### Required task
Copy out every record below, word for word.

### Provided data
################

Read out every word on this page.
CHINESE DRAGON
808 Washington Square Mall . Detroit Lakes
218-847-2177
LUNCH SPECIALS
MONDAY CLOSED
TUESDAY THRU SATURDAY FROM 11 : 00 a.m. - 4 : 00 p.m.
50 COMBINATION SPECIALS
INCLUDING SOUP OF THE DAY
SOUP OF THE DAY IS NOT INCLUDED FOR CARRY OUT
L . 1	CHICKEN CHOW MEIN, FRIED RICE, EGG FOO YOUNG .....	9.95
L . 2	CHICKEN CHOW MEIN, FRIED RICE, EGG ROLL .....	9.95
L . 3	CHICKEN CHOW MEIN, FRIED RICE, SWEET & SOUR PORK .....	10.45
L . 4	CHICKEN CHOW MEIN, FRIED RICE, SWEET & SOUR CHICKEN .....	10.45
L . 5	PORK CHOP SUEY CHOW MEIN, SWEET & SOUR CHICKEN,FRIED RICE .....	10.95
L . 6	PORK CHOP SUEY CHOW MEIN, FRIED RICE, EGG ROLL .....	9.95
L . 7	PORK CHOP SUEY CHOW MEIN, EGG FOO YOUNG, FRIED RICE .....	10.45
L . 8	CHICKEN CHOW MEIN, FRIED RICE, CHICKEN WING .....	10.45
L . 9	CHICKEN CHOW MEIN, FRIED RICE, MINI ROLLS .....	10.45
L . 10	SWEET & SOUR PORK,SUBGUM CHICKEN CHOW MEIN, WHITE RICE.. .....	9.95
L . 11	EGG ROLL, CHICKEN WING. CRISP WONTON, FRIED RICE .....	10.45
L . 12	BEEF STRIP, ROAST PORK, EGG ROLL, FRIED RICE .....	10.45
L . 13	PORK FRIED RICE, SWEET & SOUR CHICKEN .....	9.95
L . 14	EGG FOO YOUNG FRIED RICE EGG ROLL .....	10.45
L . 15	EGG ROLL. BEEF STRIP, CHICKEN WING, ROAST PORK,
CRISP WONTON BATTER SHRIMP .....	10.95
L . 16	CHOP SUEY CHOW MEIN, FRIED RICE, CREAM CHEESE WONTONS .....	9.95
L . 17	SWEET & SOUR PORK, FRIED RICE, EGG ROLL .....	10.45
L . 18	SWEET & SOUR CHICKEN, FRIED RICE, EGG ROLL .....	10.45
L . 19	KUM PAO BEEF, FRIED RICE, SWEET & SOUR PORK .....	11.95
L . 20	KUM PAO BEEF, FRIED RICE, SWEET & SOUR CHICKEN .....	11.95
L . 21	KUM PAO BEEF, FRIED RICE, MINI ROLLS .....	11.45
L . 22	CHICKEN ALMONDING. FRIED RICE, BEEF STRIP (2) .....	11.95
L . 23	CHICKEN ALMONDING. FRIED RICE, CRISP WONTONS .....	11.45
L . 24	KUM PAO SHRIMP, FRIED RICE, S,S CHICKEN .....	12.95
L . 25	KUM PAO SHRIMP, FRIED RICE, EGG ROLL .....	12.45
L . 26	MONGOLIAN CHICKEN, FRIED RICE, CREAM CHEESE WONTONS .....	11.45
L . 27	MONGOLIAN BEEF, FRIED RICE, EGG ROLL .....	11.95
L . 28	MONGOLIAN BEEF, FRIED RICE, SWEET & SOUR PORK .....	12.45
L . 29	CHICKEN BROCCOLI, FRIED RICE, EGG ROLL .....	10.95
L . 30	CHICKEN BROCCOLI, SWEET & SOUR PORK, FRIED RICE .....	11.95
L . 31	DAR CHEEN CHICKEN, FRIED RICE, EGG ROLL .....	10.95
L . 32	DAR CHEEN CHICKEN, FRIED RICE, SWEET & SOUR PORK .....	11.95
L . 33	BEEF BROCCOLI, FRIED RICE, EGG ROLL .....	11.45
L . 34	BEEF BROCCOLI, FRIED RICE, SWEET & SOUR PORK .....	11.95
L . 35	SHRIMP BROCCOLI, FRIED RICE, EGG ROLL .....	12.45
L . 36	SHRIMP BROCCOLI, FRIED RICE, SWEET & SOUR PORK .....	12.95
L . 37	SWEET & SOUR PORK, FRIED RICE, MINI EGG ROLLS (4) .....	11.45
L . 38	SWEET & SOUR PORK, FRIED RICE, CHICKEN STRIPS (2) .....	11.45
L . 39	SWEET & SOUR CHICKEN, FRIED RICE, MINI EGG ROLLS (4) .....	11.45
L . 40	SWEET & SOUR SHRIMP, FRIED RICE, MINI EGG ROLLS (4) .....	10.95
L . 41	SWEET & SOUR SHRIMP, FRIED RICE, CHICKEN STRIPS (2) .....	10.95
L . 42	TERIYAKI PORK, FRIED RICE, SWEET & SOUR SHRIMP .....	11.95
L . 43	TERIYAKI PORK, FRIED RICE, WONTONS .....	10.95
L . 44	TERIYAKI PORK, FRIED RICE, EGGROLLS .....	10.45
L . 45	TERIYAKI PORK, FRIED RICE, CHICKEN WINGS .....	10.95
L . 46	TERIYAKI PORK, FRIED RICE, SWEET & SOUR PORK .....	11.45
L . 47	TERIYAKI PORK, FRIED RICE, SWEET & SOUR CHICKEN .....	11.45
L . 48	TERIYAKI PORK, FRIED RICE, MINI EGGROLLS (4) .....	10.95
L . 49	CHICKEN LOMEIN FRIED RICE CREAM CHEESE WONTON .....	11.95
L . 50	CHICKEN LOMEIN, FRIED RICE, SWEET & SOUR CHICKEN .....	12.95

################

### In response
Read out every word on this page.
CHINESE DRAGON
808 Washington Square Mall . Detroit Lakes
218-847-2177
LUNCH SPECIALS
MONDAY CLOSED
TUESDAY THRU SATURDAY FROM 11 : 00 a.m. - 4 : 00 p.m.
50 COMBINATION SPECIALS
INCLUDING SOUP OF THE DAY
SOUP OF THE DAY IS NOT INCLUDED FOR CARRY OUT
L . 1	CHICKEN CHOW MEIN, FRIED RICE, EGG FOO YOUNG .....	9.95
L . 2	CHICKEN CHOW MEIN, FRIED RICE, EGG ROLL .....	9.95
L . 3	CHICKEN CHOW MEIN, FRIED RICE, SWEET & SOUR PORK .....	10.45
L . 4	CHICKEN CHOW MEIN, FRIED RICE, SWEET & SOUR CHICKEN .....	10.45
L . 5	PORK CHOP SUEY CHOW MEIN, SWEET & SOUR CHICKEN,FRIED RICE .....	10.95
L . 6	PORK CHOP SUEY CHOW MEIN, FRIED RICE, EGG ROLL .....	9.95
L . 7	PORK CHOP SUEY CHOW MEIN, EGG FOO YOUNG, FRIED RICE .....	10.45
L . 8	CHICKEN CHOW MEIN, FRIED RICE, CHICKEN WING .....	10.45
L . 9	CHICKEN CHOW MEIN, FRIED RICE, MINI ROLLS .....	10.45
L . 10	SWEET & SOUR PORK,SUBGUM CHICKEN CHOW MEIN, WHITE RICE.. .....	9.95
L . 11	EGG ROLL, CHICKEN WING. CRISP WONTON, FRIED RICE .....	10.45
L . 12	BEEF STRIP, ROAST PORK, EGG ROLL, FRIED RICE .....	10.45
L . 13	PORK FRIED RICE, SWEET & SOUR CHICKEN .....	9.95
L . 14	EGG FOO YOUNG FRIED RICE EGG ROLL .....	10.45
L . 15	EGG ROLL. BEEF STRIP, CHICKEN WING, ROAST PORK,
CRISP WONTON BATTER SHRIMP .....	10.95
L . 16	CHOP SUEY CHOW MEIN, FRIED RICE, CREAM CHEESE WONTONS .....	9.95
L . 17	SWEET & SOUR PORK, FRIED RICE, EGG ROLL .....	10.45
L . 18	SWEET & SOUR CHICKEN, FRIED RICE, EGG ROLL .....	10.45
L . 19	KUM PAO BEEF, FRIED RICE, SWEET & SOUR PORK .....	11.95
L . 20	KUM PAO BEEF, FRIED RICE, SWEET & SOUR CHICKEN .....	11.95
L . 21	KUM PAO BEEF, FRIED RICE, MINI ROLLS .....	11.45
L . 22	CHICKEN ALMONDING. FRIED RICE, BEEF STRIP (2) .....	11.95
L . 23	CHICKEN ALMONDING. FRIED RICE, CRISP WONTONS .....	11.45
L . 24	KUM PAO SHRIMP, FRIED RICE, S,S CHICKEN .....	12.95
L . 25	KUM PAO SHRIMP, FRIED RICE, EGG ROLL .....	12.45
L . 26	MONGOLIAN CHICKEN, FRIED RICE, CREAM CHEESE WONTONS .....	11.45
L . 27	MONGOLIAN BEEF, FRIED RICE, EGG ROLL .....	11.95
L . 28	MONGOLIAN BEEF, FRIED RICE, SWEET & SOUR PORK .....	12.45
L . 29	CHICKEN BROCCOLI, FRIED RICE, EGG ROLL .....	10.95
L . 30	CHICKEN BROCCOLI, SWEET & SOUR PORK, FRIED RICE .....	11.95
L . 31	DAR CHEEN CHICKEN, FRIED RICE, EGG ROLL .....	10.95
L . 32	DAR CHEEN CHICKEN, FRIED RICE, SWEET & SOUR PORK .....	11.95
L . 33	BEEF BROCCOLI, FRIED RICE, EGG ROLL .....	11.45
L . 34	BEEF BROCCOLI, FRIED RICE, SWEET & SOUR PORK .....	11.95
L . 35	SHRIMP BROCCOLI, FRIED RICE, EGG ROLL .....	12.45
L . 36	SHRIMP BROCCOLI, FRIED RICE, SWEET & SOUR PORK .....	12.95
L . 37	SWEET & SOUR PORK, FRIED RICE, MINI EGG ROLLS (4) .....	11.45
L . 38	SWEET & SOUR PORK, FRIED RICE, CHICKEN STRIPS (2) .....	11.45
L . 39	SWEET & SOUR CHICKEN, FRIED RICE, MINI EGG ROLLS (4) .....	11.45
L . 40	SWEET & SOUR SHRIMP, FRIED RICE, MINI EGG ROLLS (4) .....	10.95
L . 41	SWEET & SOUR SHRIMP, FRIED RICE, CHICKEN STRIPS (2) .....	10.95
L . 42	TERIYAKI PORK, FRIED RICE, SWEET & SOUR SHRIMP .....	11.95
L . 43	TERIYAKI PORK, FRIED RICE, WONTONS .....	10.95
L . 44	TERIYAKI PORK, FRIED RICE, EGGROLLS .....	10.45
L . 45	TERIYAKI PORK, FRIED RICE, CHICKEN WINGS .....	10.95
L . 46	TERIYAKI PORK, FRIED RICE, SWEET & SOUR PORK .....	11.45
L . 47	TERIYAKI PORK, FRIED RICE, SWEET & SOUR CHICKEN .....	11.45
L . 48	TERIYAKI PORK, FRIED RICE, MINI EGGROLLS (4) .....	10.95
L . 49	CHICKEN LOMEIN FRIED RICE CREAM CHEESE WONTON .....	11.95
L . 50	CHICKEN LOMEIN, FRIED RICE, SWEET & SOUR CHICKEN .....	12.95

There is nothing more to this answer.